▶ WHAT TO DO
Set down the data below without change, skipping the pictures it holds.

--- start of DATA EXTRACT ---

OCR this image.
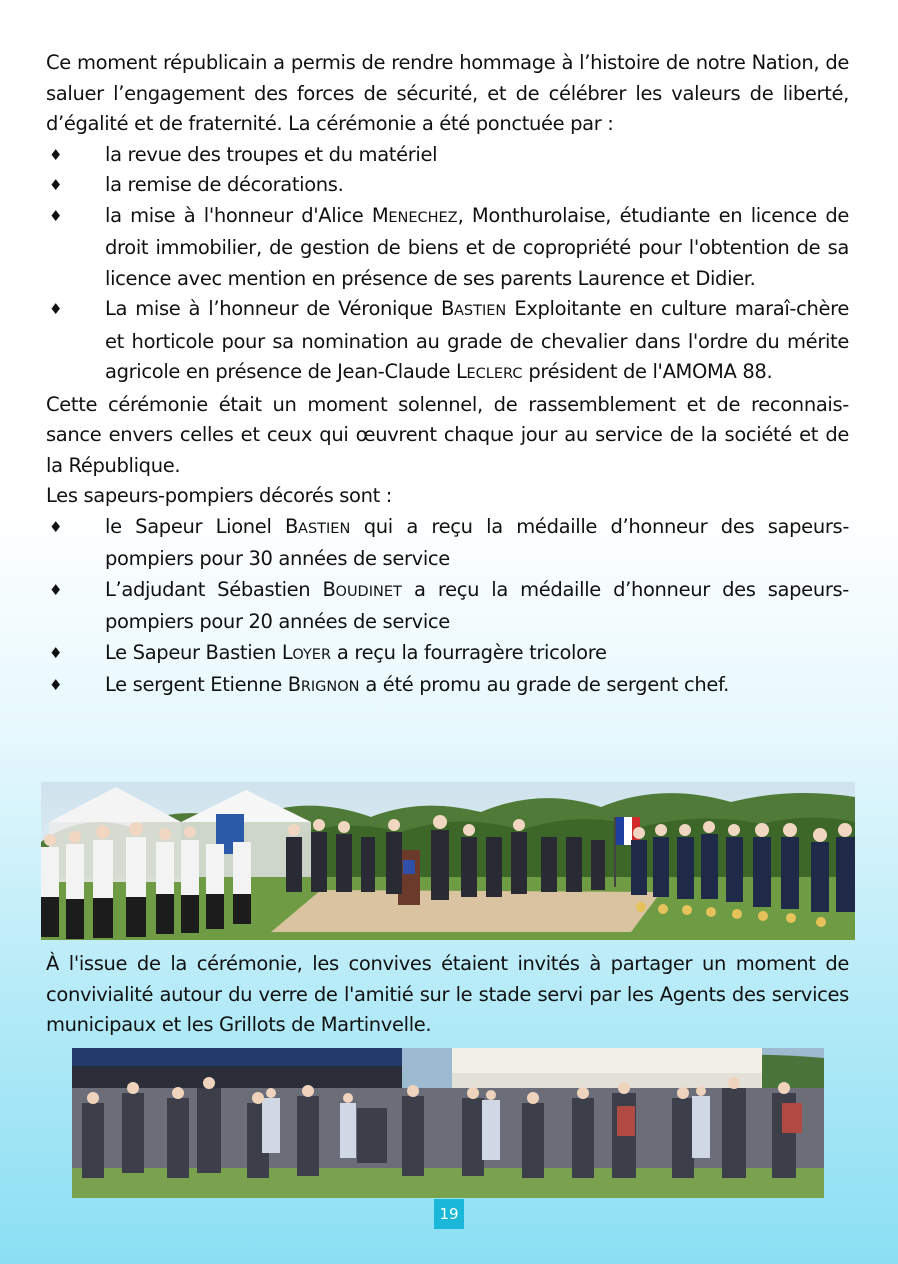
Ce moment républicain a permis de rendre hommage à l’histoire de notre Nation, de saluer l’engagement des forces de sécurité, et de célébrer les valeurs de liberté, d’égalité et de fraternité. La cérémonie a été ponctuée par :

♦ la revue des troupes et du matériel
♦ la remise de décorations.
♦ la mise à l'honneur d'Alice MENECHEZ, Monthurolaise, étudiante en licence de droit immobilier, de gestion de biens et de copropriété pour l'obtention de sa licence avec mention en présence de ses parents Laurence et Didier.
♦ La mise à l’honneur de Véronique BASTIEN Exploitante en culture maraî-chère et horticole pour sa nomination au grade de chevalier dans l'ordre du mérite agricole en présence de Jean-Claude LECLERC président de l'AMOMA 88.

Cette cérémonie était un moment solennel, de rassemblement et de reconnais-sance envers celles et ceux qui œuvrent chaque jour au service de la société et de la République.

Les sapeurs-pompiers décorés sont :

♦ le Sapeur Lionel BASTIEN qui a reçu la médaille d’honneur des sapeurs-pompiers pour 30 années de service
♦ L’adjudant Sébastien BOUDINET a reçu la médaille d’honneur des sapeurs-pompiers pour 20 années de service
♦ Le Sapeur Bastien LOYER a reçu la fourragère tricolore
♦ Le sergent Etienne BRIGNON a été promu au grade de sergent chef.

À l'issue de la cérémonie, les convives étaient invités à partager un moment de convivialité autour du verre de l'amitié sur le stade servi par les Agents des services municipaux et les Grillots de Martinvelle.

19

--- end of DATA EXTRACT ---

▶ RESULT
OCR this image.
Ce moment républicain a permis de rendre hommage à l’histoire de notre Nation, de saluer l’engagement des forces de sécurité, et de célébrer les valeurs de liberté, d’égalité et de fraternité. La cérémonie a été ponctuée par :

♦ la revue des troupes et du matériel
♦ la remise de décorations.
♦ la mise à l'honneur d'Alice MENECHEZ, Monthurolaise, étudiante en licence de droit immobilier, de gestion de biens et de copropriété pour l'obtention de sa licence avec mention en présence de ses parents Laurence et Didier.
♦ La mise à l’honneur de Véronique BASTIEN Exploitante en culture maraî-chère et horticole pour sa nomination au grade de chevalier dans l'ordre du mérite agricole en présence de Jean-Claude LECLERC président de l'AMOMA 88.

Cette cérémonie était un moment solennel, de rassemblement et de reconnais-sance envers celles et ceux qui œuvrent chaque jour au service de la société et de la République.

Les sapeurs-pompiers décorés sont :

♦ le Sapeur Lionel BASTIEN qui a reçu la médaille d’honneur des sapeurs-pompiers pour 30 années de service
♦ L’adjudant Sébastien BOUDINET a reçu la médaille d’honneur des sapeurs-pompiers pour 20 années de service
♦ Le Sapeur Bastien LOYER a reçu la fourragère tricolore
♦ Le sergent Etienne BRIGNON a été promu au grade de sergent chef.

À l'issue de la cérémonie, les convives étaient invités à partager un moment de convivialité autour du verre de l'amitié sur le stade servi par les Agents des services municipaux et les Grillots de Martinvelle.

19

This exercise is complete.